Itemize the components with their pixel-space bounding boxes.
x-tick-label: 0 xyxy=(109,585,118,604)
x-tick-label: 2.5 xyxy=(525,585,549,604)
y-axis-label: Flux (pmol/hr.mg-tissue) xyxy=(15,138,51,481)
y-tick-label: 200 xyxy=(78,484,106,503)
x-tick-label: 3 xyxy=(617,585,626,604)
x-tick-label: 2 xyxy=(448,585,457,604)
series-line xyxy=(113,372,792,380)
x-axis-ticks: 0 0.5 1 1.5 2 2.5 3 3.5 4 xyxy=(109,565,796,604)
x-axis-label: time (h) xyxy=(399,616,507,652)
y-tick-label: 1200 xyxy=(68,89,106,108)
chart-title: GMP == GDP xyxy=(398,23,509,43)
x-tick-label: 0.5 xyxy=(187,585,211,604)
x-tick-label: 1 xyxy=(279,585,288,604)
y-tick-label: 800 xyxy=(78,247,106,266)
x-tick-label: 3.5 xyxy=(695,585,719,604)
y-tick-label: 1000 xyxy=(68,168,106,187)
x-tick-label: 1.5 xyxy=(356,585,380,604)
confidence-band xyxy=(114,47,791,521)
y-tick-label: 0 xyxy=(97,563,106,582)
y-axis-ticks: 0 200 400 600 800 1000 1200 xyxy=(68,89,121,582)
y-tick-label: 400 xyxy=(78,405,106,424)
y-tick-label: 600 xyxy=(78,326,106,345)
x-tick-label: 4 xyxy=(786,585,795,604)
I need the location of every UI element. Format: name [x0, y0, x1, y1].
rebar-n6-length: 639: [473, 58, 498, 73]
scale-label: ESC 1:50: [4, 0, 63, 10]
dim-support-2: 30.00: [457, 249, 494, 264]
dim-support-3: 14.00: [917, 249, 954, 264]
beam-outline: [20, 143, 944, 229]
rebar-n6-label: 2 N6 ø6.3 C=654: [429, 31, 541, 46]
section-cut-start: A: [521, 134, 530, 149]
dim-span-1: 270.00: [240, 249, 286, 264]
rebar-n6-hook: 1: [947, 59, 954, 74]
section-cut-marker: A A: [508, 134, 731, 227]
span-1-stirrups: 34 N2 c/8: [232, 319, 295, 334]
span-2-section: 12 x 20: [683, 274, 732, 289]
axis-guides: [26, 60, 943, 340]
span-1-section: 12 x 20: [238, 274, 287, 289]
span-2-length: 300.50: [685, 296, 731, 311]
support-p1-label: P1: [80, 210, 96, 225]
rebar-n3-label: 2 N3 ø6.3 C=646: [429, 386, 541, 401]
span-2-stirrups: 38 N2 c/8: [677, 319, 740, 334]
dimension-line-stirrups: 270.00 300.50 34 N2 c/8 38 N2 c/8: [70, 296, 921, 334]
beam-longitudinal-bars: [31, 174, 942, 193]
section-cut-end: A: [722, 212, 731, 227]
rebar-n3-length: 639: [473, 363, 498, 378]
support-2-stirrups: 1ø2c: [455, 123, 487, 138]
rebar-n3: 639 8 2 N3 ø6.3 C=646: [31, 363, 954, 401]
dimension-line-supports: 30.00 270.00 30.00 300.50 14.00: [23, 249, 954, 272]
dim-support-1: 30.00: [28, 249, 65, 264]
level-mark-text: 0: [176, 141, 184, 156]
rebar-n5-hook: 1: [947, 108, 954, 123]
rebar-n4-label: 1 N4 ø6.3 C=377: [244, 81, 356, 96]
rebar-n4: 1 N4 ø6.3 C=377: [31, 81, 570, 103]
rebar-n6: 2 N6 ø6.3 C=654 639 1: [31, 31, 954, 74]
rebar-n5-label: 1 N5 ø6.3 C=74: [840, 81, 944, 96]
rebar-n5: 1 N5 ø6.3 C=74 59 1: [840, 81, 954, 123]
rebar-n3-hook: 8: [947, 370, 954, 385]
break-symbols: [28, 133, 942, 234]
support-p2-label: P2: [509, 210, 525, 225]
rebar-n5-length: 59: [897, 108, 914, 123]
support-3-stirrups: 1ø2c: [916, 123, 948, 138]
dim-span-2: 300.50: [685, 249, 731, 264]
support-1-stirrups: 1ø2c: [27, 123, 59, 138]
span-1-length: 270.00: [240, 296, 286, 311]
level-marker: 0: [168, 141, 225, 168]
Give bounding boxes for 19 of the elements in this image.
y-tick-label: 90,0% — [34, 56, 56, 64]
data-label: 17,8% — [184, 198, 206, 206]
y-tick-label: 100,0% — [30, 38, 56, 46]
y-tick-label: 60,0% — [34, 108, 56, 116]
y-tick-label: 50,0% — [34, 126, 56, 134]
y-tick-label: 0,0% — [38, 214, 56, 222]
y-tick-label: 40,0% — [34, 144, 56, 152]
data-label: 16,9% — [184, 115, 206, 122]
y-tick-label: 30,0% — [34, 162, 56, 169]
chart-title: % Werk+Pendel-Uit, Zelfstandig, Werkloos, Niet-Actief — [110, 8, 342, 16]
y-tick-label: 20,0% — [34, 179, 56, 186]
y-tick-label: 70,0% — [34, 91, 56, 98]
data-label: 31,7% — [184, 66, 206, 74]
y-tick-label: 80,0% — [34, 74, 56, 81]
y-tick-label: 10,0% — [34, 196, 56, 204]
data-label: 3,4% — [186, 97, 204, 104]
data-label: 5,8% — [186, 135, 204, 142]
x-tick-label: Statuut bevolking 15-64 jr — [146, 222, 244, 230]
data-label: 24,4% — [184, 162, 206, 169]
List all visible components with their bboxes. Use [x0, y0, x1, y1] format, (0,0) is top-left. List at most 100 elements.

* [What you will do]:
Copy out the rows precisely, from the start of the rows down to and including the line with "y-axis-ticks: 0 200".

* [Solved problem]:
Itemize the components with their pixel-space bounding boxes.
x-tick-label: 0 xyxy=(109,585,118,604)
x-tick-label: 2.5 xyxy=(525,585,549,604)
y-axis-label: Flux (pmol/hr.mg-tissue) xyxy=(15,138,51,481)
y-tick-label: 200 xyxy=(78,484,106,503)
x-tick-label: 3 xyxy=(617,585,626,604)
x-tick-label: 2 xyxy=(448,585,457,604)
series-line xyxy=(113,372,792,380)
x-axis-ticks: 0 0.5 1 1.5 2 2.5 3 3.5 4 xyxy=(109,565,796,604)
x-axis-label: time (h) xyxy=(399,616,507,652)
y-tick-label: 1200 xyxy=(68,89,106,108)
chart-title: GMP == GDP xyxy=(398,23,509,43)
x-tick-label: 0.5 xyxy=(187,585,211,604)
x-tick-label: 1 xyxy=(279,585,288,604)
y-tick-label: 800 xyxy=(78,247,106,266)
x-tick-label: 3.5 xyxy=(695,585,719,604)
y-tick-label: 1000 xyxy=(68,168,106,187)
x-tick-label: 1.5 xyxy=(356,585,380,604)
confidence-band xyxy=(114,47,791,521)
y-tick-label: 0 xyxy=(97,563,106,582)
y-axis-ticks: 0 200 400 600 800 1000 1200 xyxy=(68,89,121,582)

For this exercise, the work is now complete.